### [To do]
Only the pictures are left out: repeat the rest of the entries exactly.

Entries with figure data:
········

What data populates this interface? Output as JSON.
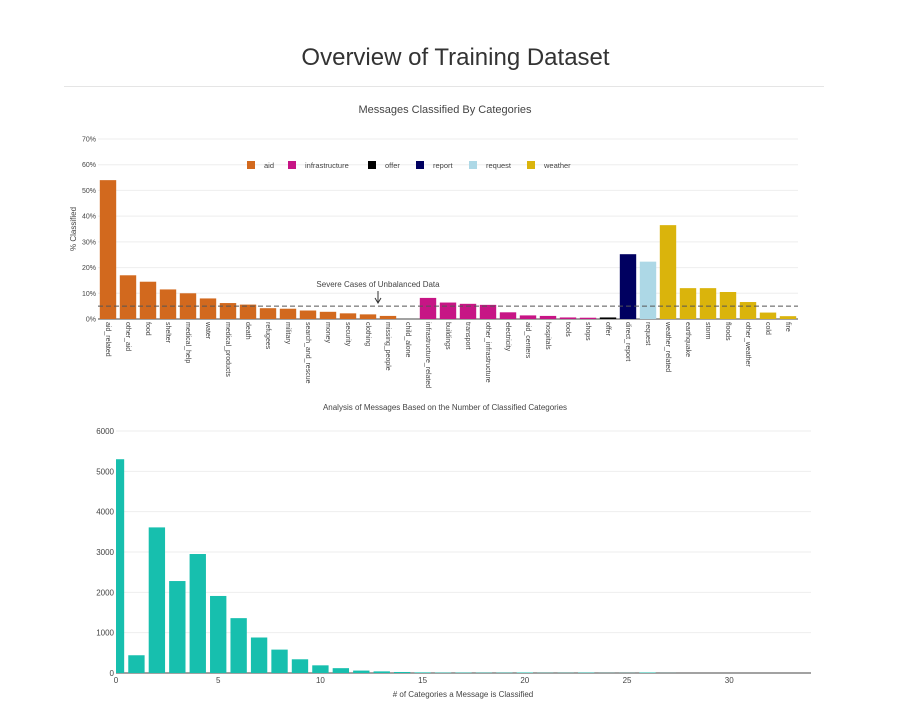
{
  "page": {
    "title": "Overview of Training Dataset"
  },
  "chart_data": [
    {
      "type": "bar",
      "title": "Messages Classified By Categories",
      "xlabel": "",
      "ylabel": "% Classified",
      "ylim": [
        0,
        70
      ],
      "yticks": [
        0,
        10,
        20,
        30,
        40,
        50,
        60,
        70
      ],
      "ytick_suffix": "%",
      "grid": true,
      "legend_position": "top-center",
      "legend": [
        {
          "name": "aid",
          "color": "#d2691e"
        },
        {
          "name": "infrastructure",
          "color": "#c71585"
        },
        {
          "name": "offer",
          "color": "#000000"
        },
        {
          "name": "report",
          "color": "#000060"
        },
        {
          "name": "request",
          "color": "#add8e6"
        },
        {
          "name": "weather",
          "color": "#dab40c"
        }
      ],
      "categories": [
        "aid_related",
        "other_aid",
        "food",
        "shelter",
        "medical_help",
        "water",
        "medical_products",
        "death",
        "refugees",
        "military",
        "search_and_rescue",
        "money",
        "security",
        "clothing",
        "missing_people",
        "child_alone",
        "infrastructure_related",
        "buildings",
        "transport",
        "other_infrastructure",
        "electricity",
        "aid_centers",
        "hospitals",
        "tools",
        "shops",
        "offer",
        "direct_report",
        "request",
        "weather_related",
        "earthquake",
        "storm",
        "floods",
        "other_weather",
        "cold",
        "fire"
      ],
      "groups": [
        "aid",
        "aid",
        "aid",
        "aid",
        "aid",
        "aid",
        "aid",
        "aid",
        "aid",
        "aid",
        "aid",
        "aid",
        "aid",
        "aid",
        "aid",
        "aid",
        "infrastructure",
        "infrastructure",
        "infrastructure",
        "infrastructure",
        "infrastructure",
        "infrastructure",
        "infrastructure",
        "infrastructure",
        "infrastructure",
        "offer",
        "report",
        "request",
        "weather",
        "weather",
        "weather",
        "weather",
        "weather",
        "weather",
        "weather"
      ],
      "values": [
        54,
        17,
        14.5,
        11.5,
        10,
        8,
        6.2,
        5.6,
        4.2,
        4,
        3.3,
        2.8,
        2.2,
        1.8,
        1.2,
        0,
        8.2,
        6.4,
        5.9,
        5.5,
        2.6,
        1.4,
        1.2,
        0.6,
        0.5,
        0.6,
        25.2,
        22.3,
        36.5,
        12,
        12,
        10.5,
        6.6,
        2.5,
        1.1
      ],
      "reference_line": {
        "value": 5,
        "label": "Severe Cases of Unbalanced Data",
        "style": "dashed"
      }
    },
    {
      "type": "bar",
      "title": "Analysis of Messages Based on the Number of Classified Categories",
      "xlabel": "# of Categories a Message is Classified",
      "ylabel": "",
      "xlim": [
        0,
        34
      ],
      "ylim": [
        0,
        6000
      ],
      "xticks": [
        0,
        5,
        10,
        15,
        20,
        25,
        30
      ],
      "yticks": [
        0,
        1000,
        2000,
        3000,
        4000,
        5000,
        6000
      ],
      "grid": true,
      "color": "#17bfae",
      "x": [
        0,
        1,
        2,
        3,
        4,
        5,
        6,
        7,
        8,
        9,
        10,
        11,
        12,
        13,
        14,
        15,
        16,
        17,
        18,
        19,
        20,
        21,
        22,
        23,
        24,
        25,
        26,
        27
      ],
      "values": [
        5300,
        440,
        3610,
        2280,
        2950,
        1910,
        1360,
        880,
        580,
        340,
        190,
        120,
        60,
        40,
        25,
        15,
        10,
        10,
        8,
        8,
        12,
        5,
        5,
        10,
        3,
        3,
        12,
        2
      ]
    }
  ]
}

········

### [Task result]
What data populates this interface? Output as JSON.
{
  "page": {
    "title": "Overview of Training Dataset"
  },
  "chart_data": [
    {
      "type": "bar",
      "title": "Messages Classified By Categories",
      "xlabel": "",
      "ylabel": "% Classified",
      "ylim": [
        0,
        70
      ],
      "yticks": [
        0,
        10,
        20,
        30,
        40,
        50,
        60,
        70
      ],
      "ytick_suffix": "%",
      "grid": true,
      "legend_position": "top-center",
      "legend": [
        {
          "name": "aid",
          "color": "#d2691e"
        },
        {
          "name": "infrastructure",
          "color": "#c71585"
        },
        {
          "name": "offer",
          "color": "#000000"
        },
        {
          "name": "report",
          "color": "#000060"
        },
        {
          "name": "request",
          "color": "#add8e6"
        },
        {
          "name": "weather",
          "color": "#dab40c"
        }
      ],
      "categories": [
        "aid_related",
        "other_aid",
        "food",
        "shelter",
        "medical_help",
        "water",
        "medical_products",
        "death",
        "refugees",
        "military",
        "search_and_rescue",
        "money",
        "security",
        "clothing",
        "missing_people",
        "child_alone",
        "infrastructure_related",
        "buildings",
        "transport",
        "other_infrastructure",
        "electricity",
        "aid_centers",
        "hospitals",
        "tools",
        "shops",
        "offer",
        "direct_report",
        "request",
        "weather_related",
        "earthquake",
        "storm",
        "floods",
        "other_weather",
        "cold",
        "fire"
      ],
      "groups": [
        "aid",
        "aid",
        "aid",
        "aid",
        "aid",
        "aid",
        "aid",
        "aid",
        "aid",
        "aid",
        "aid",
        "aid",
        "aid",
        "aid",
        "aid",
        "aid",
        "infrastructure",
        "infrastructure",
        "infrastructure",
        "infrastructure",
        "infrastructure",
        "infrastructure",
        "infrastructure",
        "infrastructure",
        "infrastructure",
        "offer",
        "report",
        "request",
        "weather",
        "weather",
        "weather",
        "weather",
        "weather",
        "weather",
        "weather"
      ],
      "values": [
        54,
        17,
        14.5,
        11.5,
        10,
        8,
        6.2,
        5.6,
        4.2,
        4,
        3.3,
        2.8,
        2.2,
        1.8,
        1.2,
        0,
        8.2,
        6.4,
        5.9,
        5.5,
        2.6,
        1.4,
        1.2,
        0.6,
        0.5,
        0.6,
        25.2,
        22.3,
        36.5,
        12,
        12,
        10.5,
        6.6,
        2.5,
        1.1
      ],
      "reference_line": {
        "value": 5,
        "label": "Severe Cases of Unbalanced Data",
        "style": "dashed"
      }
    },
    {
      "type": "bar",
      "title": "Analysis of Messages Based on the Number of Classified Categories",
      "xlabel": "# of Categories a Message is Classified",
      "ylabel": "",
      "xlim": [
        0,
        34
      ],
      "ylim": [
        0,
        6000
      ],
      "xticks": [
        0,
        5,
        10,
        15,
        20,
        25,
        30
      ],
      "yticks": [
        0,
        1000,
        2000,
        3000,
        4000,
        5000,
        6000
      ],
      "grid": true,
      "color": "#17bfae",
      "x": [
        0,
        1,
        2,
        3,
        4,
        5,
        6,
        7,
        8,
        9,
        10,
        11,
        12,
        13,
        14,
        15,
        16,
        17,
        18,
        19,
        20,
        21,
        22,
        23,
        24,
        25,
        26,
        27
      ],
      "values": [
        5300,
        440,
        3610,
        2280,
        2950,
        1910,
        1360,
        880,
        580,
        340,
        190,
        120,
        60,
        40,
        25,
        15,
        10,
        10,
        8,
        8,
        12,
        5,
        5,
        10,
        3,
        3,
        12,
        2
      ]
    }
  ]
}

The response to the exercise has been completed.